> [WHAT IS ASKED] Provide only the number of lines in the listing that contain the string "example".

Records:
-----

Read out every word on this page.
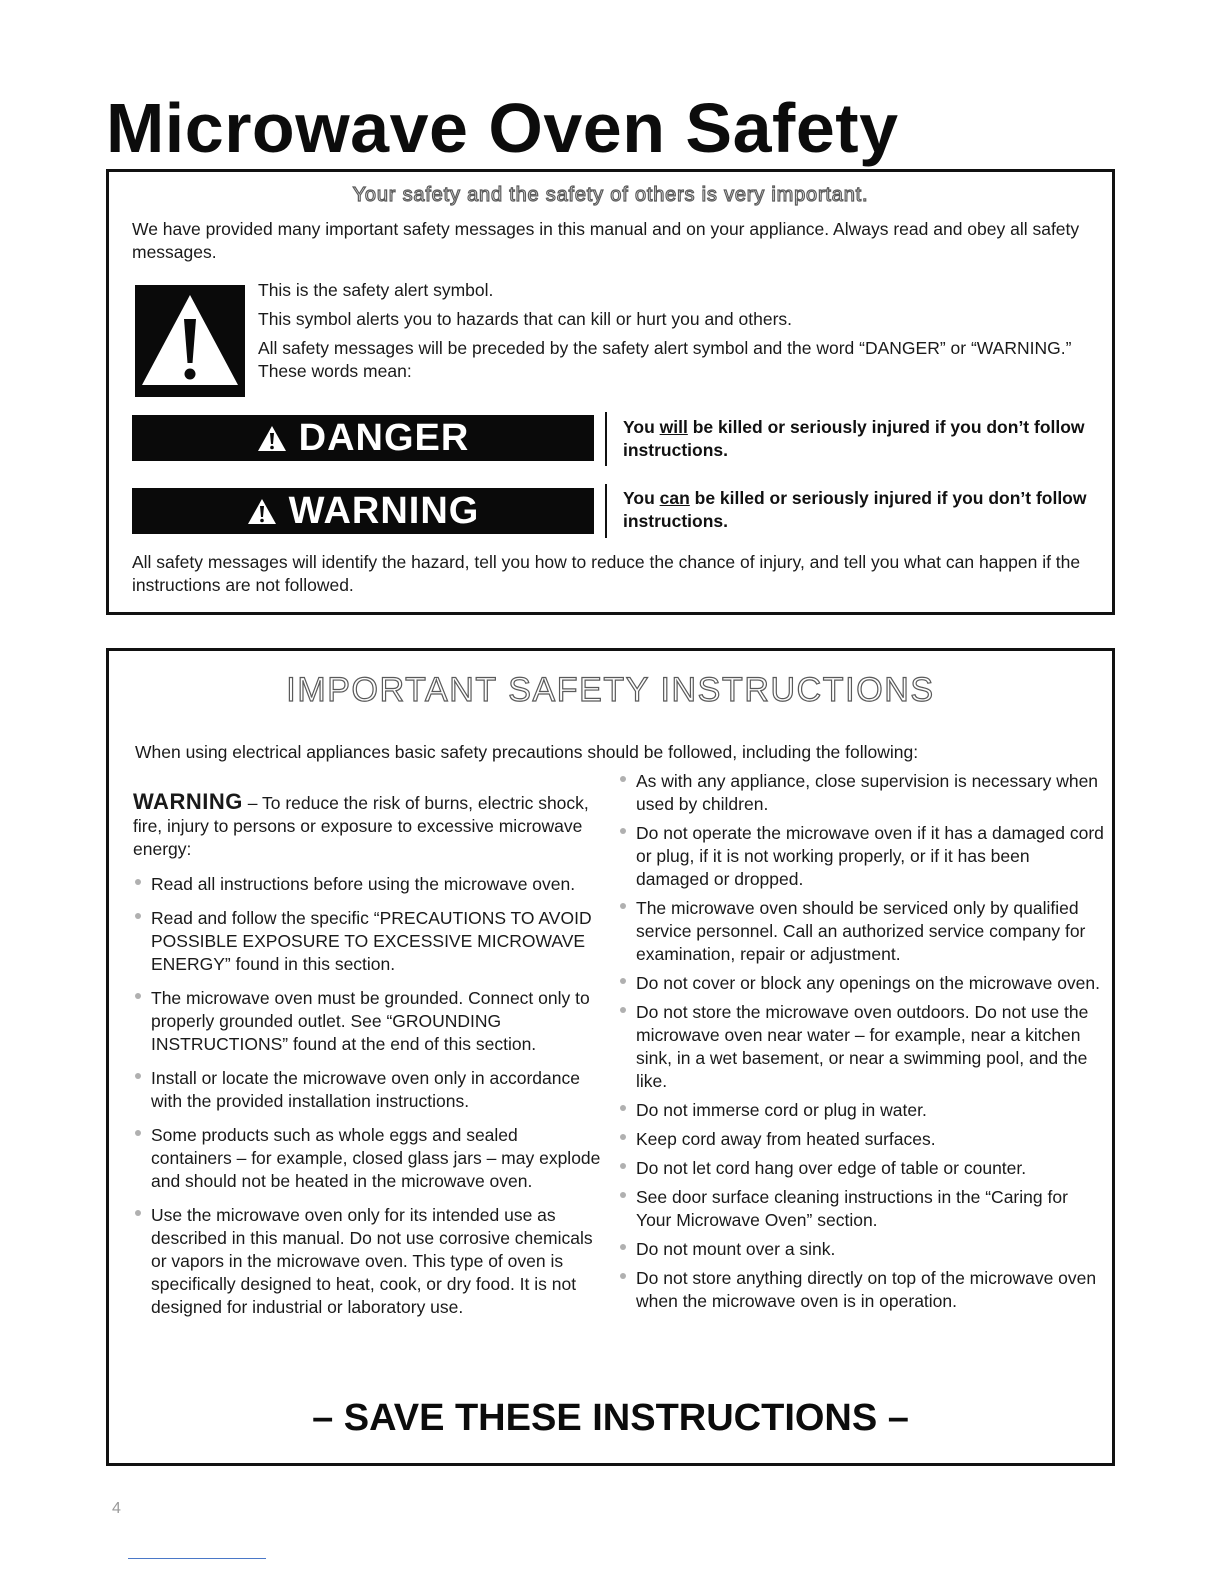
Microwave Oven Safety
Your safety and the safety of others is very important.
We have provided many important safety messages in this manual and on your appliance. Always read and obey all safety messages.

This is the safety alert symbol.

This symbol alerts you to hazards that can kill or hurt you and others.

All safety messages will be preceded by the safety alert symbol and the word “DANGER” or “WARNING.” These words mean:

DANGER	You will be killed or seriously injured if you don’t follow instructions.
WARNING	You can be killed or seriously injured if you don’t follow instructions.
All safety messages will identify the hazard, tell you how to reduce the chance of injury, and tell you what can happen if the instructions are not followed.
IMPORTANT SAFETY INSTRUCTIONS
When using electrical appliances basic safety precautions should be followed, including the following:

WARNING – To reduce the risk of burns, electric shock, fire, injury to persons or exposure to excessive microwave energy:

Read all instructions before using the microwave oven.
Read and follow the specific “PRECAUTIONS TO AVOID POSSIBLE EXPOSURE TO EXCESSIVE MICROWAVE ENERGY” found in this section.
The microwave oven must be grounded. Connect only to properly grounded outlet. See “GROUNDING INSTRUCTIONS” found at the end of this section.
Install or locate the microwave oven only in accordance with the provided installation instructions.
Some products such as whole eggs and sealed containers – for example, closed glass jars – may explode and should not be heated in the microwave oven.
Use the microwave oven only for its intended use as described in this manual. Do not use corrosive chemicals or vapors in the microwave oven. This type of oven is specifically designed to heat, cook, or dry food. It is not designed for industrial or laboratory use.
As with any appliance, close supervision is necessary when used by children.
Do not operate the microwave oven if it has a damaged cord or plug, if it is not working properly, or if it has been damaged or dropped.
The microwave oven should be serviced only by qualified service personnel. Call an authorized service company for examination, repair or adjustment.
Do not cover or block any openings on the microwave oven.
Do not store the microwave oven outdoors. Do not use the microwave oven near water – for example, near a kitchen sink, in a wet basement, or near a swimming pool, and the like.
Do not immerse cord or plug in water.
Keep cord away from heated surfaces.
Do not let cord hang over edge of table or counter.
See door surface cleaning instructions in the “Caring for Your Microwave Oven” section.
Do not mount over a sink.
Do not store anything directly on top of the microwave oven when the microwave oven is in operation.
– SAVE THESE INSTRUCTIONS –
4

-----

> [RESPONSE TO THIS EXERCISE] 2